TEXTABSCHNITT

★ ★ ★

Ein Teil des milliardenschweren Sondervermögens soll in die Krankenhäuser fließen. Konkretere Angaben finden sich in dem am Dienstag vorgelegten Sondierungspapier von Union und SPD allerdings nicht. Trotzdem melden sich bereits zahlreiche Politiker und Verbände dazu zu Wort. Gesundheitsminister Karl Lauterbach (SPD) sprach beispielsweise von einem Durchbruch für das Land. »Auch im Krankenhaussektor wurde seit mehr als zehn Jahren an den Investitionen gespart. Die Krankenhäuser brauchen unsere Unterstützung, um den jetzt notwendigen Transformationsprozess zu bewältigen«, so der Sozialdemokrat.
Dank seiner Krankenhausreform sei gewährleistet, dass die zusätzlichen Milliarden zielgerichtet eingesetzt werden. »Statt teure und ineffiziente Strukturen künstlich am Leben zu halten, investieren wir in ein modernes Krankenhausnetz. Dafür auch die Mittel aus dem Sondervermögen einzusetzen, würde Patienten eine bessere Versorgung garantieren und die Krankenversicherten entlasten«, erklärt der Minister.
Der GKV-Spitzenverband fordert, dass Mittel des Sondervermögens zur Finanzierung der Krankenhausreform aufgewendet werden. »Wir erwarten nun, dass die 25 Milliarden Euro schwere verfassungswidrige Teilfinanzierung des Krankenhaus-Transformationsfonds aus Beitragsgelder gestrichen wird und es stattdessen zu einer sachgerechten Finanzierung aus Steuermitteln kommt«, betont die stellvertretende Verbandsvorsitzende Stefanie Stoff-Ahnis. »Der Umbau der Krankenhaus-Infrastruktur ist eine Staatsaufgabe. Damit würden jährliche Mehrausgaben der Krankenkassen in Höhe von 2,5 Milliarden Euro ab kommendem Jahr entfallen.«
Der GKV-Spitzenverband wünscht sich außerdem, dass die Bundesregierung mithilfe des Sondervermögens ein Ausgabenmoratorium verhängt und die Krankenkassenbeiträge für Bürgergeldempfänger finanziert. So soll der rasante Anstieg der Beiträge gestoppt werden. »In der guten Kombination aus einer sachgerechten Steuerfinanzierung von Krankenhaus-Transformationsfonds und der gesundheitlichen Versorgung von Bürgergeldbeziehenden aus Steuergeldern, einem umgehenden Ausgabenmoratorium und der Absenkung der Mehrwertsteuer auf Arznei- und Hilfsmittel liegt die Chance, die Beitragsspirale zu durchbrechen«, so Stoff-Ahnis.

★ ★ ★

ZU ERLEDIGENDE AUFGABEN
1. Welche jährlichen Mehrausgaben der Krankenkassen würden laut dem Textabschnitt über das Sondervermögen für Krankenhäuser ab kommendem Jahr entfallen?
2. Führen Sie den Textabschnitt über das Sondervermögen für Krankenhäuser nach seinem letzten Satz mit einigen weiteren Sätzen fort.

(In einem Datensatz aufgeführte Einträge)
★ ★ ★

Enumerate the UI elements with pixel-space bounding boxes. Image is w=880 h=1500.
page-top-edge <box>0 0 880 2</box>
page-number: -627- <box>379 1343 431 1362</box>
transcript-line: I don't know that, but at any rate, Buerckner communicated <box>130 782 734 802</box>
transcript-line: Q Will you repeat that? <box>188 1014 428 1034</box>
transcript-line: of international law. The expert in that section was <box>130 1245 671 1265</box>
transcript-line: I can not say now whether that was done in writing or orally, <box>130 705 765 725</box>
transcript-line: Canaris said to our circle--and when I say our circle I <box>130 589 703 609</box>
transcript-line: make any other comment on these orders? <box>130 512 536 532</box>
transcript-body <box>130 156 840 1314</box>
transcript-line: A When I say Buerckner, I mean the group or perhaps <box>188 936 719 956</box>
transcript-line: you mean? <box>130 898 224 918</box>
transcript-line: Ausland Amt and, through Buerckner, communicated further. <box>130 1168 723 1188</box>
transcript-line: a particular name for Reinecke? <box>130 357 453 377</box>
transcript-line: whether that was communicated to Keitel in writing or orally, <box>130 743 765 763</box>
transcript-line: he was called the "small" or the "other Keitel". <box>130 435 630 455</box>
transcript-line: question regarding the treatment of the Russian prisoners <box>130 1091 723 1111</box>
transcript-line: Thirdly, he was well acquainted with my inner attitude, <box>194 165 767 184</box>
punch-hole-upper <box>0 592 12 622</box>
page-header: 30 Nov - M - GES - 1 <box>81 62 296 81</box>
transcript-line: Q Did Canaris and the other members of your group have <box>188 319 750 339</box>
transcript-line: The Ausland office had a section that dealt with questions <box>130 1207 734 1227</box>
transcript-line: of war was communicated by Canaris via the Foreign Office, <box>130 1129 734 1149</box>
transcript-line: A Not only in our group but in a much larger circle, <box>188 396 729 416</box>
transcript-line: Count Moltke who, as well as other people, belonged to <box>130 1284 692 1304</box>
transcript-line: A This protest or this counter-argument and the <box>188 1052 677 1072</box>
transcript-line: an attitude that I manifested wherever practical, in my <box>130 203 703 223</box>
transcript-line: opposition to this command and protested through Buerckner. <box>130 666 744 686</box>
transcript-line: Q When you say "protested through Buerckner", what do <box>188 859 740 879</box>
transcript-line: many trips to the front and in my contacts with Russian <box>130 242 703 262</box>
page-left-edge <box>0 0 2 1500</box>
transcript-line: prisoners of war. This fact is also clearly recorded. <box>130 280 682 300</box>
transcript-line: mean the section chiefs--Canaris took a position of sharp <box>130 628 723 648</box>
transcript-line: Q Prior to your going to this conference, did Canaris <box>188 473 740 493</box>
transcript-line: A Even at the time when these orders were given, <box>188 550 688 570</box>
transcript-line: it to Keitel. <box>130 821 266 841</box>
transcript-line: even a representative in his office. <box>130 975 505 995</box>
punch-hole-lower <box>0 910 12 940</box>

★ ★ ★

ERWARTETE ERGEBNISSE
1. Es würden jährliche Mehrausgaben in Höhe von 2,5 Milliarden Euro entfallen.

2.
Die Kassenärztliche Bundesvereinigung (KBV) wünscht sich, dass die niedergelassene Ärzteschaft ebenfalls Mittel aus dem Sondervermögen erhält. »Das Sondervermögen für die deutsche Infrastruktur muss mit einem Praxiszukunftsgesetz einhergehen. Die Praxen leiden seit Jahrzehnten unter einem erheblichen Investitionsstau, weil die Krankenkassen nicht bereit sind, die notwendigen Finanzmittel in voller Höhe bereit zu stellen. Das vom GKV-Spitzenverband geforderte Ausgabenmoratorium würde bedeuten, Feuer mit Benzin zu löschen«, erklärt der KBV-Vorstand in einer gemeinsamen Pressemitteilung.
Der Verband Pro Generika wünscht sich, dass Mittel aus dem Sondervermögen zur Stabilisierung der Generikaversorgung eingesetzt werden. »Einstürzende Brücken und kaputte Schienen dürfen genau so wenig sein wie fehlende Medikamente. Die Menschen müssen sich wieder verlassen können – auf ihre Brücken, auf ihre Bahn und auf ihre Arzneimittelversorgung. Das hat mit Vertrauen in die Funktionsfähigkeit unseres Staates zu tun, aber auch mit unserer Sicherheit. Wohin die Abhängigkeit von einem Unrechtsstaat führt, haben wir am Beispiel des russischen Gases gesehen. Das darf uns bei China nicht noch einmal passieren –zumal es hier um lebensrettende Medikamente geht«, so Bork Bretthauer, Geschäftsführer von Pro Generika.